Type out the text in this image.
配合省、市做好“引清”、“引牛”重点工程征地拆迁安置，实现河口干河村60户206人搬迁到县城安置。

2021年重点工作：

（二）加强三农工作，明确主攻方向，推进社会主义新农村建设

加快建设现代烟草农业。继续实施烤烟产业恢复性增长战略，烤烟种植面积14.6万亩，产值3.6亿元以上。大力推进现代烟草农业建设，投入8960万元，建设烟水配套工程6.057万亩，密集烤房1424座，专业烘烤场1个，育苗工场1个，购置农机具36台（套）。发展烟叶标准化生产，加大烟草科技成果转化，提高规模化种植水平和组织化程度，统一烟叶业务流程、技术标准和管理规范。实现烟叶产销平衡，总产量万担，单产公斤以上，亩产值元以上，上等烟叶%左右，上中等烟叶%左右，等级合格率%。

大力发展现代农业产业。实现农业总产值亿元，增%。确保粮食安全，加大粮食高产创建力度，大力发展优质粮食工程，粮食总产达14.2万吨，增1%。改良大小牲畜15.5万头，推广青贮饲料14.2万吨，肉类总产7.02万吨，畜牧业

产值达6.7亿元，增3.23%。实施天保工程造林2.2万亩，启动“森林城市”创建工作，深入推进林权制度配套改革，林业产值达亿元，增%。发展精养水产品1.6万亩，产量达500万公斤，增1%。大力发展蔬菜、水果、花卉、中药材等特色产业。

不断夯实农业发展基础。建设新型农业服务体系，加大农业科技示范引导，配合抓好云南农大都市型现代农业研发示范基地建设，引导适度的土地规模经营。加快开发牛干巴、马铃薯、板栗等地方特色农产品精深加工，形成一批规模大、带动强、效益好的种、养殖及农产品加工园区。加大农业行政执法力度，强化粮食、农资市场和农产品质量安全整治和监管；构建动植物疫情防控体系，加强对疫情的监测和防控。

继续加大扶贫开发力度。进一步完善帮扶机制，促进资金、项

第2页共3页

######

[WHAT THIS TASK INVOLVES] From the listing above, extract all records word for word.

[ANSWER TO THIS PROBLEM]
Type out the text in this image.
配合省、市做好“引清”、“引牛”重点工程征地拆迁安置，实现河口干河村60户206人搬迁到县城安置。

2021年重点工作：

（二）加强三农工作，明确主攻方向，推进社会主义新农村建设

加快建设现代烟草农业。继续实施烤烟产业恢复性增长战略，烤烟种植面积14.6万亩，产值3.6亿元以上。大力推进现代烟草农业建设，投入8960万元，建设烟水配套工程6.057万亩，密集烤房1424座，专业烘烤场1个，育苗工场1个，购置农机具36台（套）。发展烟叶标准化生产，加大烟草科技成果转化，提高规模化种植水平和组织化程度，统一烟叶业务流程、技术标准和管理规范。实现烟叶产销平衡，总产量万担，单产公斤以上，亩产值元以上，上等烟叶%左右，上中等烟叶%左右，等级合格率%。

大力发展现代农业产业。实现农业总产值亿元，增%。确保粮食安全，加大粮食高产创建力度，大力发展优质粮食工程，粮食总产达14.2万吨，增1%。改良大小牲畜15.5万头，推广青贮饲料14.2万吨，肉类总产7.02万吨，畜牧业

产值达6.7亿元，增3.23%。实施天保工程造林2.2万亩，启动“森林城市”创建工作，深入推进林权制度配套改革，林业产值达亿元，增%。发展精养水产品1.6万亩，产量达500万公斤，增1%。大力发展蔬菜、水果、花卉、中药材等特色产业。

不断夯实农业发展基础。建设新型农业服务体系，加大农业科技示范引导，配合抓好云南农大都市型现代农业研发示范基地建设，引导适度的土地规模经营。加快开发牛干巴、马铃薯、板栗等地方特色农产品精深加工，形成一批规模大、带动强、效益好的种、养殖及农产品加工园区。加大农业行政执法力度，强化粮食、农资市场和农产品质量安全整治和监管；构建动植物疫情防控体系，加强对疫情的监测和防控。

继续加大扶贫开发力度。进一步完善帮扶机制，促进资金、项

第2页共3页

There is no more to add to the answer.